(Given exercise): Transcribe the records in full, keeping every character as it is.

(Stored entries):
==========

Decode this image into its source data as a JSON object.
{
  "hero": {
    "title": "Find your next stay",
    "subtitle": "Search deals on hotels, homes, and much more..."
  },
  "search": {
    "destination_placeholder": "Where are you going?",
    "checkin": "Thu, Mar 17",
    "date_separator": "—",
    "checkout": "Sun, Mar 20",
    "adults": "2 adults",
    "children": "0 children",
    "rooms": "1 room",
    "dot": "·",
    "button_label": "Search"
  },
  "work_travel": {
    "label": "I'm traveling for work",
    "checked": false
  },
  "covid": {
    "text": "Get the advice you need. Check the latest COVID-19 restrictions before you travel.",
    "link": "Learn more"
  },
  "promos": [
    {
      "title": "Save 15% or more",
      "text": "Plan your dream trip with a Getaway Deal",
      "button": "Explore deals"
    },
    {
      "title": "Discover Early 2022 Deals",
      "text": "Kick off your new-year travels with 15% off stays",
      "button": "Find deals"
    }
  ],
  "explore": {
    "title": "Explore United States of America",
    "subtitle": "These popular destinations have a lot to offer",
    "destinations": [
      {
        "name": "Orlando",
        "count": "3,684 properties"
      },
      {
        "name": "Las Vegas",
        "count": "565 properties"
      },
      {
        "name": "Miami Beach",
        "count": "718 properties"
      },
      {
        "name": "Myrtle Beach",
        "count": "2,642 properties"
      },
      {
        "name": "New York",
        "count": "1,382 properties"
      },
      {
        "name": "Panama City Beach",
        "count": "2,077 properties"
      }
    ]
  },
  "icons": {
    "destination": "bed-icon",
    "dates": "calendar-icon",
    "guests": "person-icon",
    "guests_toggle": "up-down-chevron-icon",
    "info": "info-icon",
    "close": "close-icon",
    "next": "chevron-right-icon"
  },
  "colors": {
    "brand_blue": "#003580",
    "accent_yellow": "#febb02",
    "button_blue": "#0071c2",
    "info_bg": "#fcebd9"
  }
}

==========

(Result of this task):
Decode this image into its source data as a JSON object.
{
  "hero": {
    "title": "Find your next stay",
    "subtitle": "Search deals on hotels, homes, and much more..."
  },
  "search": {
    "destination_placeholder": "Where are you going?",
    "checkin": "Thu, Mar 17",
    "date_separator": "—",
    "checkout": "Sun, Mar 20",
    "adults": "2 adults",
    "children": "0 children",
    "rooms": "1 room",
    "dot": "·",
    "button_label": "Search"
  },
  "work_travel": {
    "label": "I'm traveling for work",
    "checked": false
  },
  "covid": {
    "text": "Get the advice you need. Check the latest COVID-19 restrictions before you travel.",
    "link": "Learn more"
  },
  "promos": [
    {
      "title": "Save 15% or more",
      "text": "Plan your dream trip with a Getaway Deal",
      "button": "Explore deals"
    },
    {
      "title": "Discover Early 2022 Deals",
      "text": "Kick off your new-year travels with 15% off stays",
      "button": "Find deals"
    }
  ],
  "explore": {
    "title": "Explore United States of America",
    "subtitle": "These popular destinations have a lot to offer",
    "destinations": [
      {
        "name": "Orlando",
        "count": "3,684 properties"
      },
      {
        "name": "Las Vegas",
        "count": "565 properties"
      },
      {
        "name": "Miami Beach",
        "count": "718 properties"
      },
      {
        "name": "Myrtle Beach",
        "count": "2,642 properties"
      },
      {
        "name": "New York",
        "count": "1,382 properties"
      },
      {
        "name": "Panama City Beach",
        "count": "2,077 properties"
      }
    ]
  },
  "icons": {
    "destination": "bed-icon",
    "dates": "calendar-icon",
    "guests": "person-icon",
    "guests_toggle": "up-down-chevron-icon",
    "info": "info-icon",
    "close": "close-icon",
    "next": "chevron-right-icon"
  },
  "colors": {
    "brand_blue": "#003580",
    "accent_yellow": "#febb02",
    "button_blue": "#0071c2",
    "info_bg": "#fcebd9"
  }
}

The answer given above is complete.